Records to process ::
=-=-=-=-=

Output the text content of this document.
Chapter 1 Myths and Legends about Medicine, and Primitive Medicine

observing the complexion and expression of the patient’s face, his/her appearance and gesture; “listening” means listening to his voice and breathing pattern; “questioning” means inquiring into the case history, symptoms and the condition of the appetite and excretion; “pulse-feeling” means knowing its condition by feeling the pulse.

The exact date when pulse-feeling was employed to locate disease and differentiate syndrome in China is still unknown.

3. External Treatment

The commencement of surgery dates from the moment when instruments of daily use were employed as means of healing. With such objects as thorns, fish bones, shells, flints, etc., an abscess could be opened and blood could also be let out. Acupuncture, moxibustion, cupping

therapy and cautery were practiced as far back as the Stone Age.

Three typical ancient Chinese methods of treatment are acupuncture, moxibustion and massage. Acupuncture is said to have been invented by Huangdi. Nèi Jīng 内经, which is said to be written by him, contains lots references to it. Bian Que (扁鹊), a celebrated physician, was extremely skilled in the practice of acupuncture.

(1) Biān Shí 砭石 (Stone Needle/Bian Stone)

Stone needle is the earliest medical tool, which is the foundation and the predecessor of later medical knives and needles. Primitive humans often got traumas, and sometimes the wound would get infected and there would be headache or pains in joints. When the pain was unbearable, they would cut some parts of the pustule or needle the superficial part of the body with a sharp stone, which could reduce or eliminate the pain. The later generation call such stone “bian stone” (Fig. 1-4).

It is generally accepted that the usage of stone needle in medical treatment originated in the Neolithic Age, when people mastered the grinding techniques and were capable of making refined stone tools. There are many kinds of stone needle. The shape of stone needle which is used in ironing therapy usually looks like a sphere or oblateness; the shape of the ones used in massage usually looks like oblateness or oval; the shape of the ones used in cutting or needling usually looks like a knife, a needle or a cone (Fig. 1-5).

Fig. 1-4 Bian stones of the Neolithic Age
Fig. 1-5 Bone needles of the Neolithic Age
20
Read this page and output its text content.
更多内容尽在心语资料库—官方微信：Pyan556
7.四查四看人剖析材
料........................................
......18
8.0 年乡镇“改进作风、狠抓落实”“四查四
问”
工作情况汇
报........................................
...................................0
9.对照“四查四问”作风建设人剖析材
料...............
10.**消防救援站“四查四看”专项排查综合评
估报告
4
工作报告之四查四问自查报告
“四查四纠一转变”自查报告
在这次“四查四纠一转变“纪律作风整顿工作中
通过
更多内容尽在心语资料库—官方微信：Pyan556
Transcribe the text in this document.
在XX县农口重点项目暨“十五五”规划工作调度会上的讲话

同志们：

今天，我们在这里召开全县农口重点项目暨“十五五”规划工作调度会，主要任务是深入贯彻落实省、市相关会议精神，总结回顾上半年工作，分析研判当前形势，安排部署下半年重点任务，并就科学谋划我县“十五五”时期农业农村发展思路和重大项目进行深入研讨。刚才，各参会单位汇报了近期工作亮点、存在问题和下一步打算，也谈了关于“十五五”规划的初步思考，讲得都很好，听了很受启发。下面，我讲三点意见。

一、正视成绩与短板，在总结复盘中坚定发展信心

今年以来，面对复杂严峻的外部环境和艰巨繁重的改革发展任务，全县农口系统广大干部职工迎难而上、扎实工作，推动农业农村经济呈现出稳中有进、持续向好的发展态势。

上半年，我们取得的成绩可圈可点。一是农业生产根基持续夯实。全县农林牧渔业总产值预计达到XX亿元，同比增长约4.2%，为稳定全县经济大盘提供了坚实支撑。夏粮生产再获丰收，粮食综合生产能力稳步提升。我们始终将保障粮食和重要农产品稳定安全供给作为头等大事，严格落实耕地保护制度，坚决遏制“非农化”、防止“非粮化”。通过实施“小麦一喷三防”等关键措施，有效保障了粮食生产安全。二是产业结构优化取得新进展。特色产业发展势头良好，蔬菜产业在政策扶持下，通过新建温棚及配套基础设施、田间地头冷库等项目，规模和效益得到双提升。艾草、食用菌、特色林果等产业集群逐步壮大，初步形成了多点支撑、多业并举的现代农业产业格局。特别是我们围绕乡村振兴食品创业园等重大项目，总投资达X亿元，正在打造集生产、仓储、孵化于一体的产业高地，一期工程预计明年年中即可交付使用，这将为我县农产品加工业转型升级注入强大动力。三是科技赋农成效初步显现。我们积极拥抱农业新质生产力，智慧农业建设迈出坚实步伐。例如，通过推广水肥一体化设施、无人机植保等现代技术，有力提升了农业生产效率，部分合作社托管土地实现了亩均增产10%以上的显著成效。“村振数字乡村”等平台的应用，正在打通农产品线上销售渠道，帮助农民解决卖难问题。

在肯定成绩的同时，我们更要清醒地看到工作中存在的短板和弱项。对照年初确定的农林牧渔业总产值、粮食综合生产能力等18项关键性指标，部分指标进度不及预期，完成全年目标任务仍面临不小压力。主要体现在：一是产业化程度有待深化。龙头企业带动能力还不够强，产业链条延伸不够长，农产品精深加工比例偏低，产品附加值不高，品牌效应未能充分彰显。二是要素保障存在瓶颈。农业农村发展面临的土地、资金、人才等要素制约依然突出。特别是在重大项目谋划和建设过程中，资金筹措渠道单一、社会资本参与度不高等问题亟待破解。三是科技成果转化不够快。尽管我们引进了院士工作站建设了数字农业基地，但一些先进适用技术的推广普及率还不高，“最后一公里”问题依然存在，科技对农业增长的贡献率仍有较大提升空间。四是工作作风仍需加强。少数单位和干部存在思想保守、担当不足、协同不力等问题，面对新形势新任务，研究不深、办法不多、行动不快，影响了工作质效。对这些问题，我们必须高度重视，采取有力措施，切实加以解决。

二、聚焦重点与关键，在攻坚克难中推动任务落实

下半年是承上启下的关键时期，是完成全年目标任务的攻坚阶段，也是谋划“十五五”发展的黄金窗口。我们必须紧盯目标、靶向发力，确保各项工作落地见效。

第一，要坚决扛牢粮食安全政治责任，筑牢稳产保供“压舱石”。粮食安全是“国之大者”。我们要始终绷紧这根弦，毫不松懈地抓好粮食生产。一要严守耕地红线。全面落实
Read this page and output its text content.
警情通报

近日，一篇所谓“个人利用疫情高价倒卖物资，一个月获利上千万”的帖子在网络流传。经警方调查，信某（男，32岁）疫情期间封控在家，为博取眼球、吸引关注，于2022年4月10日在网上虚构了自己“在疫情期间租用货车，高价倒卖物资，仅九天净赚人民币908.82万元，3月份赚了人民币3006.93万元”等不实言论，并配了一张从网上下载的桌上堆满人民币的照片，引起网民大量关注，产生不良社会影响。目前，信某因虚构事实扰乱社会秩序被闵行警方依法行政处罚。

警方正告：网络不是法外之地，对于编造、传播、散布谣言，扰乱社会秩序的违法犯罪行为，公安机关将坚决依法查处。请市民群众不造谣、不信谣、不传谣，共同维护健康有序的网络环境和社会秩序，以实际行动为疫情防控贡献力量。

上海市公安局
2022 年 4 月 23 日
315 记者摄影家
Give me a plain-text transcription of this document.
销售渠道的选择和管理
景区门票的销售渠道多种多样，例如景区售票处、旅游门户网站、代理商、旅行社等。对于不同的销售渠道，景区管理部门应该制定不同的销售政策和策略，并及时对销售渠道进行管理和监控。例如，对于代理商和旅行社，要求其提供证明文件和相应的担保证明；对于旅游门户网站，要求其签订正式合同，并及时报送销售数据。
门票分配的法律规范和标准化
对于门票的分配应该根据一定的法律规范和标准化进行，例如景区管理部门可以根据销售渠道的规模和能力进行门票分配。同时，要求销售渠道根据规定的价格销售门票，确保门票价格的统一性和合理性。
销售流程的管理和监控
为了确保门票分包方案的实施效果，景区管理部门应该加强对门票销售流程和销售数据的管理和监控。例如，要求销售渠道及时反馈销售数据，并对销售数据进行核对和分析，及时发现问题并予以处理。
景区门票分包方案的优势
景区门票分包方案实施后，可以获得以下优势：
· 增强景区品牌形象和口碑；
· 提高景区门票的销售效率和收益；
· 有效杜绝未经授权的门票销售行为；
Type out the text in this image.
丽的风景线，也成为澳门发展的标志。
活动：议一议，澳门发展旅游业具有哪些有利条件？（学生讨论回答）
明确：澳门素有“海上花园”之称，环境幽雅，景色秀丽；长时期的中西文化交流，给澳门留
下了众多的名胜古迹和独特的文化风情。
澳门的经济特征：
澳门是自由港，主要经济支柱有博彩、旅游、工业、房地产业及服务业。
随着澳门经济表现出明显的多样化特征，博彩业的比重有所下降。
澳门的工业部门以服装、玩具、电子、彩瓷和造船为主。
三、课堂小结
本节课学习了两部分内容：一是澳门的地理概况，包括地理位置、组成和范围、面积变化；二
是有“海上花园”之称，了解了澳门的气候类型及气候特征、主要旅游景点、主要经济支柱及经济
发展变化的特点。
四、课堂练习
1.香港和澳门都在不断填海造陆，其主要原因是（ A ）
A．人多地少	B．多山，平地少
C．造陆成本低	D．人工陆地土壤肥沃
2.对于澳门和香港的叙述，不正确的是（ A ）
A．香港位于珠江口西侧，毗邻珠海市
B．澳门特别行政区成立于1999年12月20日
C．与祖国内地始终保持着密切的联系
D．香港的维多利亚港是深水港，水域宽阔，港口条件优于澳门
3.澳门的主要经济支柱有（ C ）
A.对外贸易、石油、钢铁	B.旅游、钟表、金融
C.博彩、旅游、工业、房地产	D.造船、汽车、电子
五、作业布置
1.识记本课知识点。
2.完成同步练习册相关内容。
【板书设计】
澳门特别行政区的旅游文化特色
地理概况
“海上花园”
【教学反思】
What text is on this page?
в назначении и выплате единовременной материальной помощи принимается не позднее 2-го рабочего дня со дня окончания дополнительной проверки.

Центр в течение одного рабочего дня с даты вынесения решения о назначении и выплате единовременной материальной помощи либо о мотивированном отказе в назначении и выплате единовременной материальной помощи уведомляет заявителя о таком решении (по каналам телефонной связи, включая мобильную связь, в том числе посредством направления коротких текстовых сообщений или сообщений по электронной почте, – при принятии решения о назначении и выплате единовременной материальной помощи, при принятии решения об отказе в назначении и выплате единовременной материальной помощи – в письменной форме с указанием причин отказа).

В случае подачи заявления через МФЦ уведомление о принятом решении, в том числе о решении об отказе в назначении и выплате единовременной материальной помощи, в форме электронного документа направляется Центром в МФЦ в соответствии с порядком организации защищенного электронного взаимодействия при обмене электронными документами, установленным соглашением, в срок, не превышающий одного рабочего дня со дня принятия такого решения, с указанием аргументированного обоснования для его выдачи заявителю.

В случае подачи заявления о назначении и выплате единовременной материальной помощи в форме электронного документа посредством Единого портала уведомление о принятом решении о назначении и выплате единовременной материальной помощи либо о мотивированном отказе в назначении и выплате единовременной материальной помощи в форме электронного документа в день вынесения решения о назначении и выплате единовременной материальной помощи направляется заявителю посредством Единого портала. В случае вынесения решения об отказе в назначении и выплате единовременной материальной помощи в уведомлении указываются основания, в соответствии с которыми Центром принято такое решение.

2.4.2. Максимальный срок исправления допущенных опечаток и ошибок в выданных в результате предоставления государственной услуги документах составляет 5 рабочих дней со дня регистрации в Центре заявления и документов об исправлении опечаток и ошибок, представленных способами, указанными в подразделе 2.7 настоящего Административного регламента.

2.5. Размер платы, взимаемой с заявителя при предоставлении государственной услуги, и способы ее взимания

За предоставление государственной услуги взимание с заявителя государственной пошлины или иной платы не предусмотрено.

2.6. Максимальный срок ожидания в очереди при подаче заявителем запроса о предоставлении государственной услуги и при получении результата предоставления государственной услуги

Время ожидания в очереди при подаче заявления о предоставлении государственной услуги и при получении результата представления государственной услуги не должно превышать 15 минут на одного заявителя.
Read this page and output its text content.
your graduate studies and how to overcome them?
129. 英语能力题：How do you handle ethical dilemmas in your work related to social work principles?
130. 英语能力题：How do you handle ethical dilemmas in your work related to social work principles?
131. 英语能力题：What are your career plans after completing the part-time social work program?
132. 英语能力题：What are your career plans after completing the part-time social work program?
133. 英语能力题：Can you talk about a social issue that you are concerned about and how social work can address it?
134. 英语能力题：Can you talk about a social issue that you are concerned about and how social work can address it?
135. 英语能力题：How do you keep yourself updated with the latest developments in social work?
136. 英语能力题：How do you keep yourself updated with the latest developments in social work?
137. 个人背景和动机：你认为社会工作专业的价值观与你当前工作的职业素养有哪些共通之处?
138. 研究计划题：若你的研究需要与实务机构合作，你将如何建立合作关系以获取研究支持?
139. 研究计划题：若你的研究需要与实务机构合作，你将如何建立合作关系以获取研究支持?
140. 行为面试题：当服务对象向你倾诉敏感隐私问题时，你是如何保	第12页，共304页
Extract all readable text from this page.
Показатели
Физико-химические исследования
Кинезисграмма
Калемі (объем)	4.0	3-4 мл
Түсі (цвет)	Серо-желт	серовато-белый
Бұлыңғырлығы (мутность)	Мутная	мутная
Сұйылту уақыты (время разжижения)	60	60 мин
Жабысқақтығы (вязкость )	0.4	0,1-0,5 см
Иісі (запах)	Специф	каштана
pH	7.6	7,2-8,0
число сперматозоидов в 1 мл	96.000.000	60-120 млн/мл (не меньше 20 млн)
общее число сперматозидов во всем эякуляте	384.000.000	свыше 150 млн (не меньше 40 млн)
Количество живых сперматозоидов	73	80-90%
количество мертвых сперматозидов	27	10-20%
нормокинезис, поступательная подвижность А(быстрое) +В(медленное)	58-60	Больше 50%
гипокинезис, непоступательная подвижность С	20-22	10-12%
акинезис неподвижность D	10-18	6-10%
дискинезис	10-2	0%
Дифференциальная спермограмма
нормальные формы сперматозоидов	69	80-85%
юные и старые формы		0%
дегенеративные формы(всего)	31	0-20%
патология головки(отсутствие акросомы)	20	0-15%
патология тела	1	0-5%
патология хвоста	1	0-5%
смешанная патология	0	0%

=-=-=-=-=

Goal :: Filter the listing above for the string "四查四纠一转变" and copy every matching line.

Result for this task ::
“四查四纠一转变”自查报告
在这次“四查四纠一转变“纪律作风整顿工作中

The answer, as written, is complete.